» **Given request 1**:
Edit the passage about hardworking Christian women: rewrite the stretch from "11 Within the" through "as Christian ministers.", with "breadwinners" changed to "wage earners".

» **Quoted text**:
▬▬▬▬▬▬▬▬▬▬

Hardworking Women Today
11, 12. (a) How is Psalm 68:11 literally being fulfilled today? (b) In what situation do many of our sisters find themselves, and why do they need our affection and prayers?
11 Within the Christian congregation today, there are many Christian women who are “working hard in the Lord.” In fact, statistics show that “the women telling the good news are a large army,” making up the major part of the army of Witnesses that Jehovah is using in this time of the end. (Psalm 68:11) These hardworking Christian women have earned a fine name for themselves as they struggle to fulfill their role of wives, mothers, homemakers, breadwinners, as well as Christian ministers.
12 A number of these fine sisters have unbelieving husbands. They have to cope with this situation 24 hours a day. Some have been struggling for years to be good wives while meeting the requirements for loyal servants of Jehovah. It has not been easy, but they have endured, always hoping that their husbands “may be won without a word” through their fine Christian conduct. And what joy is shared in by the entire family when such a husband responds! (1 Peter 3:1, 2) Meantime, these faithful sisters certainly need the brotherly affection and the prayers of the other members of the congregation. Even as “the quiet and mild spirit” that they try to show is “of great value in the eyes of God,” so their steadfast integrity is precious in our eyes.—1 Peter 3:3-6.
13. Why can it be said of our pioneer sisters that they are “women who are working hard in the Lord,” and how should they be considered in their respective congregations?
13 The sisters who are serving as pioneers can most assuredly be said to be “working hard in the Lord.” Many of them have a home, a husband, and children to take care of, in addition to their preaching work. Some do part-time work to meet their material needs. All of this requires good organization, determination, perseverance, and much hard work. These Christian women should be able to feel the love and support of those whose situation does not allow them to devote pioneer hours to the witnessing work.

▬▬▬▬▬▬▬▬▬▬

» **Given request 2**:
Duplicate the stretch of the records from their start through the line containing "- article-41-para-4: 4.", with no changes.

▬▬▬▬▬▬▬▬▬▬

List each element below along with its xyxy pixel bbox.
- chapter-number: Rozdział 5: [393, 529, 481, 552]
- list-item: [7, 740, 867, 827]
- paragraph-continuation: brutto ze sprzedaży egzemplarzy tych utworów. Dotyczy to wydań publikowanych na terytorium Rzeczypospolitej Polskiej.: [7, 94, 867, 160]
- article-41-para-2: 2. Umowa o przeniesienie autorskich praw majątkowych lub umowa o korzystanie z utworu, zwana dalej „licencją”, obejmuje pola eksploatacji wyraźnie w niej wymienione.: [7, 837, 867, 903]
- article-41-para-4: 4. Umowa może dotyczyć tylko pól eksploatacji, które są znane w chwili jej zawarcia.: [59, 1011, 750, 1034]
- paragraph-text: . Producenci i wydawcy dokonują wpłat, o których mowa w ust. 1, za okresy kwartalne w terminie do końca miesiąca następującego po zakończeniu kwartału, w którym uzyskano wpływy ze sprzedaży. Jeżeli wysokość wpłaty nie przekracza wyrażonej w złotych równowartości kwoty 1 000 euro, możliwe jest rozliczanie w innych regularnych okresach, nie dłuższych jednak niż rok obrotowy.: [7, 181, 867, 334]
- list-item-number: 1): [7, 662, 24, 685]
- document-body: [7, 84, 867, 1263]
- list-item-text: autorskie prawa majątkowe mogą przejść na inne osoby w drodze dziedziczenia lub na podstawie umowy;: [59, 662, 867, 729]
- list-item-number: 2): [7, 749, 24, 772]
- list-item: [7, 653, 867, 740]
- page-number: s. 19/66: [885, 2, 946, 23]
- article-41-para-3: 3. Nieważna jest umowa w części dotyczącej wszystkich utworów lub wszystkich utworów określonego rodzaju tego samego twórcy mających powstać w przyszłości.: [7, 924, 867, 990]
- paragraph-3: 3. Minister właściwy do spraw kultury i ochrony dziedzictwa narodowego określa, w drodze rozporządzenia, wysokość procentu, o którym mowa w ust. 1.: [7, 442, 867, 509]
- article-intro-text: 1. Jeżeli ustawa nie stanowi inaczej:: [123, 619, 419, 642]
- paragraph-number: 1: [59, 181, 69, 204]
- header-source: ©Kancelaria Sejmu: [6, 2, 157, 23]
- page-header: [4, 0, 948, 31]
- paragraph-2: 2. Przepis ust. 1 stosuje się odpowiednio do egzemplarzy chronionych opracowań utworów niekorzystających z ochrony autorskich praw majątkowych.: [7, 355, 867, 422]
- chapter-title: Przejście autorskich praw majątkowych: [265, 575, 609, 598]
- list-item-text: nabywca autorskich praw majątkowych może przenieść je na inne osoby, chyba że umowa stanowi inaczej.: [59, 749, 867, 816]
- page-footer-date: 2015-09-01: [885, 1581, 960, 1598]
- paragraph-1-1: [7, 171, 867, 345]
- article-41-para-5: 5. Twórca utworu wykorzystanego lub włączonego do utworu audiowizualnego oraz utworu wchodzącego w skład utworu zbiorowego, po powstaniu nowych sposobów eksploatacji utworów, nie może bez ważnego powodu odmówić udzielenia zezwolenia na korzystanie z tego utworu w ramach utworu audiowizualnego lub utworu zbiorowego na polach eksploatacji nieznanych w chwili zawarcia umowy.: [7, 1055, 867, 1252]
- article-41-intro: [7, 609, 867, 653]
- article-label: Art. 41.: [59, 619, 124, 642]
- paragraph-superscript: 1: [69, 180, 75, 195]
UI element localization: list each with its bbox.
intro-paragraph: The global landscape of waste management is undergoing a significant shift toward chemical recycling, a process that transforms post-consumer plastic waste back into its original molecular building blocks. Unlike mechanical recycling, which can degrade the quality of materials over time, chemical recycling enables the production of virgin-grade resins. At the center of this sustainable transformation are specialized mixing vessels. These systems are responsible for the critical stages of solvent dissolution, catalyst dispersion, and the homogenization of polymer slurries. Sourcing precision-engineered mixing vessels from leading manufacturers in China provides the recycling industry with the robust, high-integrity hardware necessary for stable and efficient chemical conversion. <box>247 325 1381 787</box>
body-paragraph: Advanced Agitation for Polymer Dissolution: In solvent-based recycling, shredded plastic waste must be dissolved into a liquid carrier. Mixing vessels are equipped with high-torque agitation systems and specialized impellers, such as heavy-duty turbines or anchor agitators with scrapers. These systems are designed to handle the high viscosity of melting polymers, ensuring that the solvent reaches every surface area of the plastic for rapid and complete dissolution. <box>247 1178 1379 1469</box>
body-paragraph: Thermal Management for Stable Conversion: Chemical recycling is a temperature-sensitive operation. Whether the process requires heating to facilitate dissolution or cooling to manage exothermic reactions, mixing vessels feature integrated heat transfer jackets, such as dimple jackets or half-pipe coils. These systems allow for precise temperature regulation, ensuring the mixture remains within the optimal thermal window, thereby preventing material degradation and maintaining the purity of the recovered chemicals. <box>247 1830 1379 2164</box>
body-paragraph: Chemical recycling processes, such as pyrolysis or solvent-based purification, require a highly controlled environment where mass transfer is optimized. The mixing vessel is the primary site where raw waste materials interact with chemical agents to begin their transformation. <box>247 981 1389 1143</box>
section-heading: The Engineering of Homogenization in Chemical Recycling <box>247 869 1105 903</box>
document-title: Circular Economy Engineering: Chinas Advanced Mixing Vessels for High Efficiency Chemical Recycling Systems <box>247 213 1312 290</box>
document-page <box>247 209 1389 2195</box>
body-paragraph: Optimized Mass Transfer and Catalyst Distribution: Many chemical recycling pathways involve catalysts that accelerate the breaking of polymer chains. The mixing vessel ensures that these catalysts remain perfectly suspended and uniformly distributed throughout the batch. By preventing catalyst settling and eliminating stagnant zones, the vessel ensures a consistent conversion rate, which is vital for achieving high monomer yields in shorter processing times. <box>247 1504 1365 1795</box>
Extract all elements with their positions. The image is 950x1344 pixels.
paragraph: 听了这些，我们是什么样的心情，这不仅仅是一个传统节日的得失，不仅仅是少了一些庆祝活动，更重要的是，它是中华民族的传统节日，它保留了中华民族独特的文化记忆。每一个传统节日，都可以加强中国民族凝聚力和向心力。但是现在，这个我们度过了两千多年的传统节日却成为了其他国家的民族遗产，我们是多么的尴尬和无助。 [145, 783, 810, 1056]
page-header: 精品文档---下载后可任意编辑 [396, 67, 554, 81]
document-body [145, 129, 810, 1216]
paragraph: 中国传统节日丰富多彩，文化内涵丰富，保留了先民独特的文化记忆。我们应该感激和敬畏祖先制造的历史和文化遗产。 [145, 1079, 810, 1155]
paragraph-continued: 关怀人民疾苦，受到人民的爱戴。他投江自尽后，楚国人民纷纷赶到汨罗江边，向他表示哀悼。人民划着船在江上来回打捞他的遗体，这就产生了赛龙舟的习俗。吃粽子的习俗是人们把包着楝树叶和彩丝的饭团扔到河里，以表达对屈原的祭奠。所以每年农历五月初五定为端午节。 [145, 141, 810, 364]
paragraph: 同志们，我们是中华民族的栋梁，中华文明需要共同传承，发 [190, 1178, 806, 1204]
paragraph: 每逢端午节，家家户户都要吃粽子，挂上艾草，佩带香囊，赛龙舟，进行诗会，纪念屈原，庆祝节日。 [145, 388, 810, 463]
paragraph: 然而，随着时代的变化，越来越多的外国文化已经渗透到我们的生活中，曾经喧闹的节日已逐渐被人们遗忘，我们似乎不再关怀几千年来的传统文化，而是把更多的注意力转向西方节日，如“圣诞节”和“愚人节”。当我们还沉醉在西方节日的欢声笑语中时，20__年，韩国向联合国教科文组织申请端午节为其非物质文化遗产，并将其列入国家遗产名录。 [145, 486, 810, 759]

▬▬▬▬▬▬▬▬▬▬

» **Expected answer 1**:
11 Within the Christian congregation today, there are many Christian women who are “working hard in the Lord.” In fact, statistics show that “the women telling the good news are a large army,” making up the major part of the army of Witnesses that Jehovah is using in this time of the end. (Psalm 68:11) These hardworking Christian women have earned a fine name for themselves as they struggle to fulfill their role of wives, mothers, homemakers, wage earners, as well as Christian ministers.

» **Expected answer 2**:
List each element below along with its xyxy pixel bbox.
- chapter-number: Rozdział 5: [393, 529, 481, 552]
- list-item: [7, 740, 867, 827]
- paragraph-continuation: brutto ze sprzedaży egzemplarzy tych utworów. Dotyczy to wydań publikowanych na terytorium Rzeczypospolitej Polskiej.: [7, 94, 867, 160]
- article-41-para-2: 2. Umowa o przeniesienie autorskich praw majątkowych lub umowa o korzystanie z utworu, zwana dalej „licencją”, obejmuje pola eksploatacji wyraźnie w niej wymienione.: [7, 837, 867, 903]
- article-41-para-4: 4. Umowa może dotyczyć tylko pól eksploatacji, które są znane w chwili jej zawarcia.: [59, 1011, 750, 1034]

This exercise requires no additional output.